Identify each line containing the word "يزيد" and copy it.

□ □ □ □ □

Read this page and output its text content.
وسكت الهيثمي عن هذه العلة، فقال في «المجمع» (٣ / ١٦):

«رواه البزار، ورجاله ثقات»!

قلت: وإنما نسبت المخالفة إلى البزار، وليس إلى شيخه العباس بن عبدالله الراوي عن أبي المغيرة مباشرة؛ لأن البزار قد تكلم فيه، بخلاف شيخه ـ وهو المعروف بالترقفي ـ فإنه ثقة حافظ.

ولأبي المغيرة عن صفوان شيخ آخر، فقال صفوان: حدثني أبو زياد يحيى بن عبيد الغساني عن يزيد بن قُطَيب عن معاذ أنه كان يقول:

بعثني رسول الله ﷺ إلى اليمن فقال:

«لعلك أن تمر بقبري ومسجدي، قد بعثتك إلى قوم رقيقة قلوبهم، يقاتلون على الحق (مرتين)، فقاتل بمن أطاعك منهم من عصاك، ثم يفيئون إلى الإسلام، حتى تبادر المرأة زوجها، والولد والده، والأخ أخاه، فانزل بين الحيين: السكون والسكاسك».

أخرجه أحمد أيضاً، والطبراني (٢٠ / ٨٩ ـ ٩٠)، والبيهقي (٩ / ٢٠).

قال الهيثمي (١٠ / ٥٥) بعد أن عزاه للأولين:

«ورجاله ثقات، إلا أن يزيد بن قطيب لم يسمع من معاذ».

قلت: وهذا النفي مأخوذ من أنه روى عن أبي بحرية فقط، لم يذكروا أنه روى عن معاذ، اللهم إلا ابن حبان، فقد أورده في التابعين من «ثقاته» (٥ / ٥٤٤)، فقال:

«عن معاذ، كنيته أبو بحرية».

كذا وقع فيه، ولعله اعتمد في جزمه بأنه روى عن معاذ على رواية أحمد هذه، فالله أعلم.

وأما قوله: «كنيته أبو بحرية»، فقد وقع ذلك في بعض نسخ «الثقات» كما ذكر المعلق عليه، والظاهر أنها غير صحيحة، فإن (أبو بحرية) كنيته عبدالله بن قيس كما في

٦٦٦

□ □ □ □ □

_CORRECT OUTPUT_.
ولأبي المغيرة عن صفوان شيخ آخر، فقال صفوان: حدثني أبو زياد يحيى بن عبيد الغساني عن يزيد بن قُطَيب عن معاذ أنه كان يقول:
«ورجاله ثقات، إلا أن يزيد بن قطيب لم يسمع من معاذ».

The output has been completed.